**Short problem**.
Below is a block of records; reproduce all of them exactly and leave out any pictures.

**Records provided**.
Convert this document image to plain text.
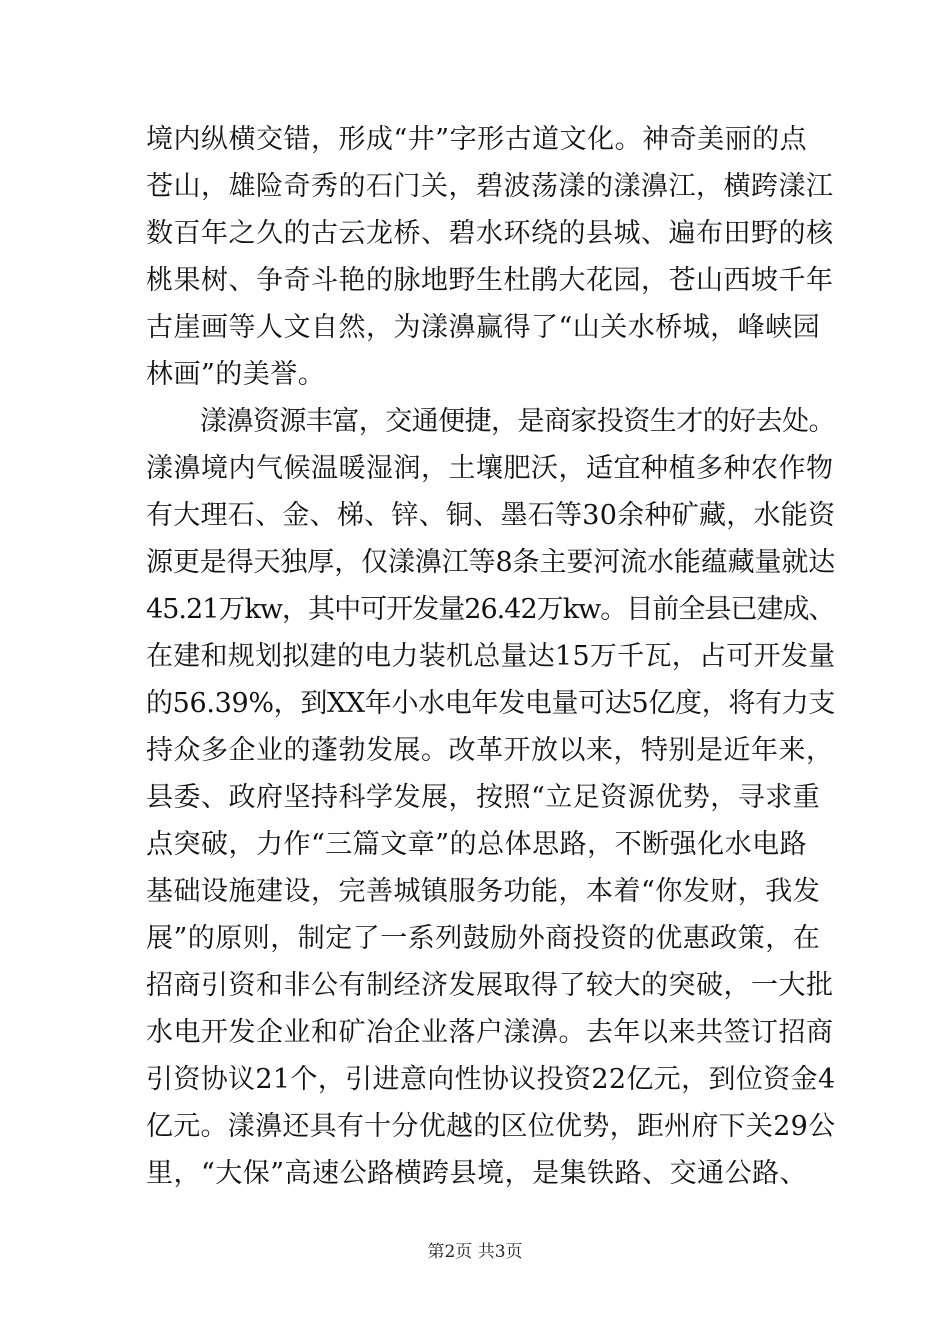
境内纵横交错，形成“井”字形古道文化。神奇美丽的点
苍山，雄险奇秀的石门关，碧波荡漾的漾濞江，横跨漾江
数百年之久的古云龙桥、碧水环绕的县城、遍布田野的核
桃果树、争奇斗艳的脉地野生杜鹃大花园，苍山西坡千年
古崖画等人文自然，为漾濞赢得了“山关水桥城，峰峡园
林画”的美誉。
漾濞资源丰富，交通便捷，是商家投资生才的好去处。
漾濞境内气候温暖湿润，土壤肥沃，适宜种植多种农作物
有大理石、金、梯、锌、铜、墨石等30余种矿藏，水能资
源更是得天独厚，仅漾濞江等8条主要河流水能蕴藏量就达
45.21万kw，其中可开发量26.42万kw。目前全县已建成、
在建和规划拟建的电力装机总量达15万千瓦，占可开发量
的56.39%，到XX年小水电年发电量可达5亿度，将有力支
持众多企业的蓬勃发展。改革开放以来，特别是近年来，
县委、政府坚持科学发展，按照“立足资源优势，寻求重
点突破，力作“三篇文章”的总体思路，不断强化水电路
基础设施建设，完善城镇服务功能，本着“你发财，我发
展”的原则，制定了一系列鼓励外商投资的优惠政策，在
招商引资和非公有制经济发展取得了较大的突破，一大批
水电开发企业和矿冶企业落户漾濞。去年以来共签订招商
引资协议21个，引进意向性协议投资22亿元，到位资金4
亿元。漾濞还具有十分优越的区位优势，距州府下关29公
里，“大保”高速公路横跨县境，是集铁路、交通公路、
第2页 共3页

**Response for this exercise**.
Convert this document image to plain text.
境内纵横交错，形成“井”字形古道文化。神奇美丽的点
苍山，雄险奇秀的石门关，碧波荡漾的漾濞江，横跨漾江
数百年之久的古云龙桥、碧水环绕的县城、遍布田野的核
桃果树、争奇斗艳的脉地野生杜鹃大花园，苍山西坡千年
古崖画等人文自然，为漾濞赢得了“山关水桥城，峰峡园
林画”的美誉。
漾濞资源丰富，交通便捷，是商家投资生才的好去处。
漾濞境内气候温暖湿润，土壤肥沃，适宜种植多种农作物
有大理石、金、梯、锌、铜、墨石等30余种矿藏，水能资
源更是得天独厚，仅漾濞江等8条主要河流水能蕴藏量就达
45.21万kw，其中可开发量26.42万kw。目前全县已建成、
在建和规划拟建的电力装机总量达15万千瓦，占可开发量
的56.39%，到XX年小水电年发电量可达5亿度，将有力支
持众多企业的蓬勃发展。改革开放以来，特别是近年来，
县委、政府坚持科学发展，按照“立足资源优势，寻求重
点突破，力作“三篇文章”的总体思路，不断强化水电路
基础设施建设，完善城镇服务功能，本着“你发财，我发
展”的原则，制定了一系列鼓励外商投资的优惠政策，在
招商引资和非公有制经济发展取得了较大的突破，一大批
水电开发企业和矿冶企业落户漾濞。去年以来共签订招商
引资协议21个，引进意向性协议投资22亿元，到位资金4
亿元。漾濞还具有十分优越的区位优势，距州府下关29公
里，“大保”高速公路横跨县境，是集铁路、交通公路、
第2页 共3页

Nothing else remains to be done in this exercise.